Problem description
Return all lines with the word "Eingang" in them.

Records for this task
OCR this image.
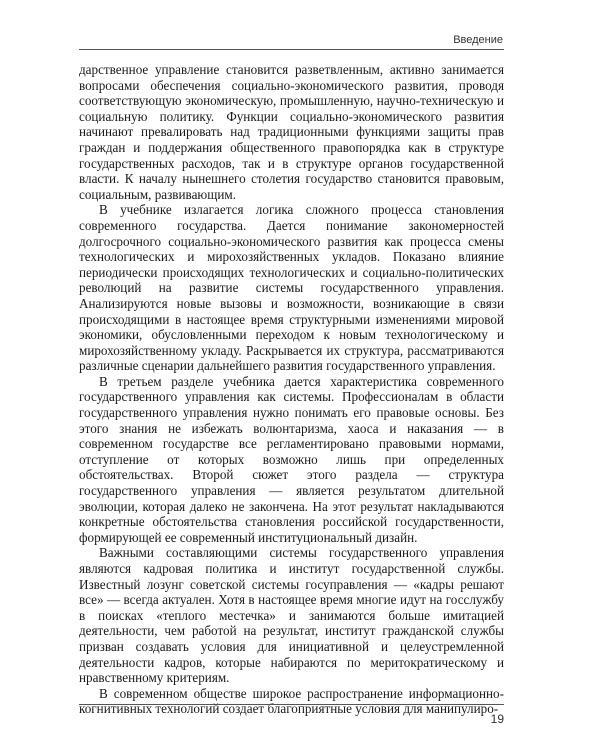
Введение

дарственное управление становится разветвленным, активно занимается вопросами обеспечения социально-экономического развития, проводя соответствующую экономическую, промышленную, научно-техническую и социальную политику. Функции социально-экономического развития начинают превалировать над традиционными функциями защиты прав граждан и поддержания общественного правопорядка как в структуре государственных расходов, так и в структуре органов государственной власти. К началу нынешнего столетия государство становится правовым, социальным, развивающим.

В учебнике излагается логика сложного процесса становления современного государства. Дается понимание закономерностей долгосрочного социально-экономического развития как процесса смены технологических и мирохозяйственных укладов. Показано влияние периодически происходящих технологических и социально-политических революций на развитие системы государственного управления. Анализируются новые вызовы и возможности, возникающие в связи происходящими в настоящее время структурными изменениями мировой экономики, обусловленными переходом к новым технологическому и мирохозяйственному укладу. Раскрывается их структура, рассматриваются различные сценарии дальнейшего развития государственного управления.

В третьем разделе учебника дается характеристика современного государственного управления как системы. Профессионалам в области государственного управления нужно понимать его правовые основы. Без этого знания не избежать волюнтаризма, хаоса и наказания — в современном государстве все регламентировано правовыми нормами, отступление от которых возможно лишь при определенных обстоятельствах. Второй сюжет этого раздела — структура государственного управления — является результатом длительной эволюции, которая далеко не закончена. На этот результат накладываются конкретные обстоятельства становления российской государственности, формирующей ее современный институциональный дизайн.

Важными составляющими системы государственного управления являются кадровая политика и институт государственной службы. Известный лозунг советской системы госуправления — «кадры решают все» — всегда актуален. Хотя в настоящее время многие идут на госслужбу в поисках «теплого местечка» и занимаются больше имитацией деятельности, чем работой на результат, институт гражданской службы призван создавать условия для инициативной и целеустремленной деятельности кадров, которые набираются по меритократическому и нравственному критериям.

В современном обществе широкое распространение информационно-когнитивных технологий создает благоприятные условия для манипулиро-

19
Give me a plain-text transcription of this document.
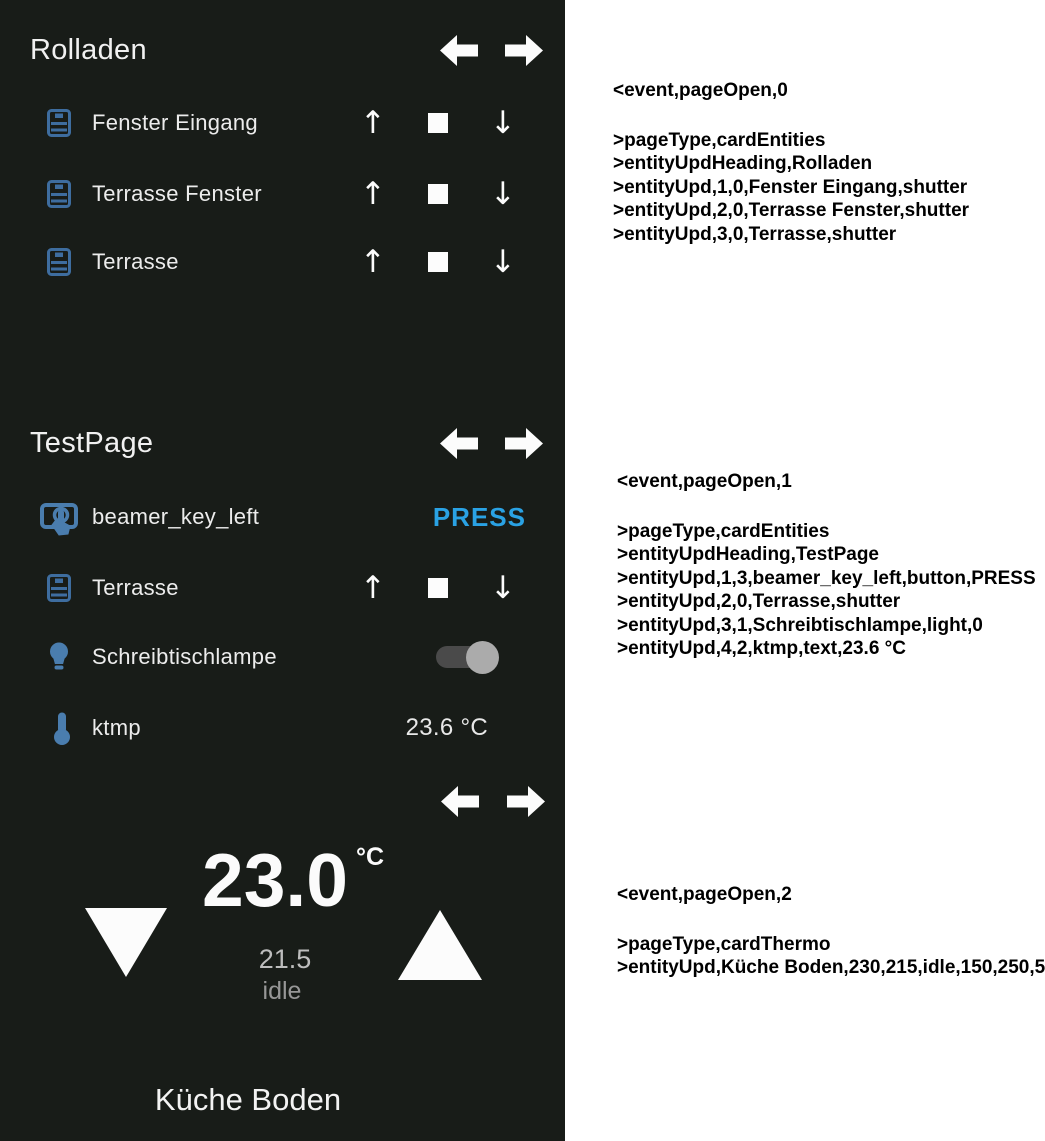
Rolladen
Fenster Eingang	↑	↓
Terrasse Fenster	↑	↓
Terrasse	↑	↓
TestPage
beamer_key_left	PRESS
Terrasse	↑	↓
Schreibtischlampe
ktmp	23.6 °C
23.0 °C
21.5
idle
Küche Boden
<event,pageOpen,0
>pageType,cardEntities
>entityUpdHeading,Rolladen
>entityUpd,1,0,Fenster Eingang,shutter
>entityUpd,2,0,Terrasse Fenster,shutter
>entityUpd,3,0,Terrasse,shutter
<event,pageOpen,1
>pageType,cardEntities
>entityUpdHeading,TestPage
>entityUpd,1,3,beamer_key_left,button,PRESS
>entityUpd,2,0,Terrasse,shutter
>entityUpd,3,1,Schreibtischlampe,light,0
>entityUpd,4,2,ktmp,text,23.6 °C
<event,pageOpen,2
>pageType,cardThermo
>entityUpd,Küche Boden,230,215,idle,150,250,5
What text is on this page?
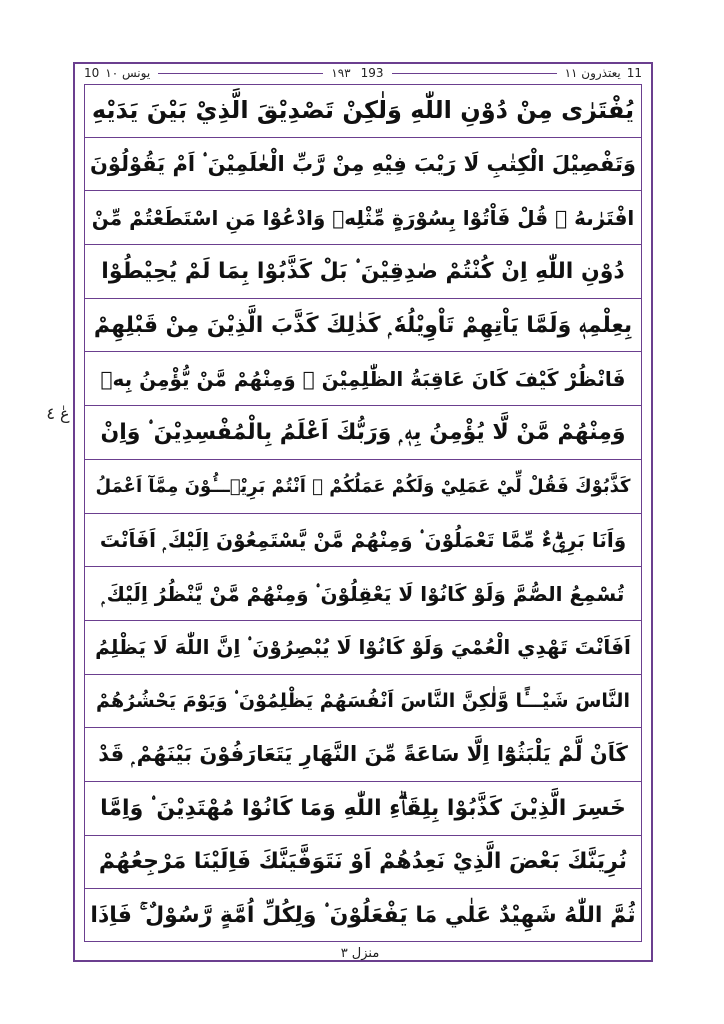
10 يونس ١٠	١٩٣ 193	يعتذرون ١١ 11
يُفْتَرٰى مِنْ دُوْنِ اللّٰهِ وَلٰكِنْ تَصْدِيْقَ الَّذِيْ بَيْنَ يَدَيْهِ
وَتَفْصِيْلَ الْكِتٰبِ لَا رَيْبَ فِيْهِ مِنْ رَّبِّ الْعٰلَمِيْنَ ۟ اَمْ يَقُوْلُوْنَ
افْتَرٰىهُ ۭ قُلْ فَاْتُوْا بِسُوْرَةٍ مِّثْلِهٖ وَادْعُوْا مَنِ اسْتَطَعْتُمْ مِّنْ
دُوْنِ اللّٰهِ اِنْ كُنْتُمْ صٰدِقِيْنَ ۟ بَلْ كَذَّبُوْا بِمَا لَمْ يُحِيْطُوْا
بِعِلْمِهٖ وَلَمَّا يَاْتِهِمْ تَاْوِيْلُهٗ ۭ كَذٰلِكَ كَذَّبَ الَّذِيْنَ مِنْ قَبْلِهِمْ
فَانْظُرْ كَيْفَ كَانَ عَاقِبَةُ الظّٰلِمِيْنَ ۟ وَمِنْهُمْ مَّنْ يُّؤْمِنُ بِهٖ
وَمِنْهُمْ مَّنْ لَّا يُؤْمِنُ بِهٖ ۭ وَرَبُّكَ اَعْلَمُ بِالْمُفْسِدِيْنَ ۟ وَاِنْ
كَذَّبُوْكَ فَقُلْ لِّيْ عَمَلِيْ وَلَكُمْ عَمَلُكُمْ ۚ اَنْتُمْ بَرِيْۗـــُٔوْنَ مِمَّآ اَعْمَلُ
وَاَنَا بَرِيْۗءٌ مِّمَّا تَعْمَلُوْنَ ۟ وَمِنْهُمْ مَّنْ يَّسْتَمِعُوْنَ اِلَيْكَ ۭ اَفَاَنْتَ
تُسْمِعُ الصُّمَّ وَلَوْ كَانُوْا لَا يَعْقِلُوْنَ ۟ وَمِنْهُمْ مَّنْ يَّنْظُرُ اِلَيْكَ ۭ
اَفَاَنْتَ تَهْدِي الْعُمْيَ وَلَوْ كَانُوْا لَا يُبْصِرُوْنَ ۟ اِنَّ اللّٰهَ لَا يَظْلِمُ
النَّاسَ شَيْـــًٔا وَّلٰكِنَّ النَّاسَ اَنْفُسَھُمْ يَظْلِمُوْنَ ۟ وَيَوْمَ يَحْشُرُھُمْ
كَاَنْ لَّمْ يَلْبَثُوْٓا اِلَّا سَاعَةً مِّنَ النَّهَارِ يَتَعَارَفُوْنَ بَيْنَهُمْ ۭ قَدْ
خَسِرَ الَّذِيْنَ كَذَّبُوْا بِلِقَاۗءِ اللّٰهِ وَمَا كَانُوْا مُهْتَدِيْنَ ۟ وَاِمَّا
نُرِيَنَّكَ بَعْضَ الَّذِيْ نَعِدُھُمْ اَوْ نَتَوَفَّيَنَّكَ فَاِلَيْنَا مَرْجِعُھُمْ
ثُمَّ اللّٰهُ شَهِيْدٌ عَلٰي مَا يَفْعَلُوْنَ ۟ وَلِكُلِّ اُمَّةٍ رَّسُوْلٌ ۚ فَاِذَا
عٰ ٤
منزل ٣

Answer to the problem
Fenster Eingang	↑	↓
>entityUpd,1,0,Fenster Eingang,shutter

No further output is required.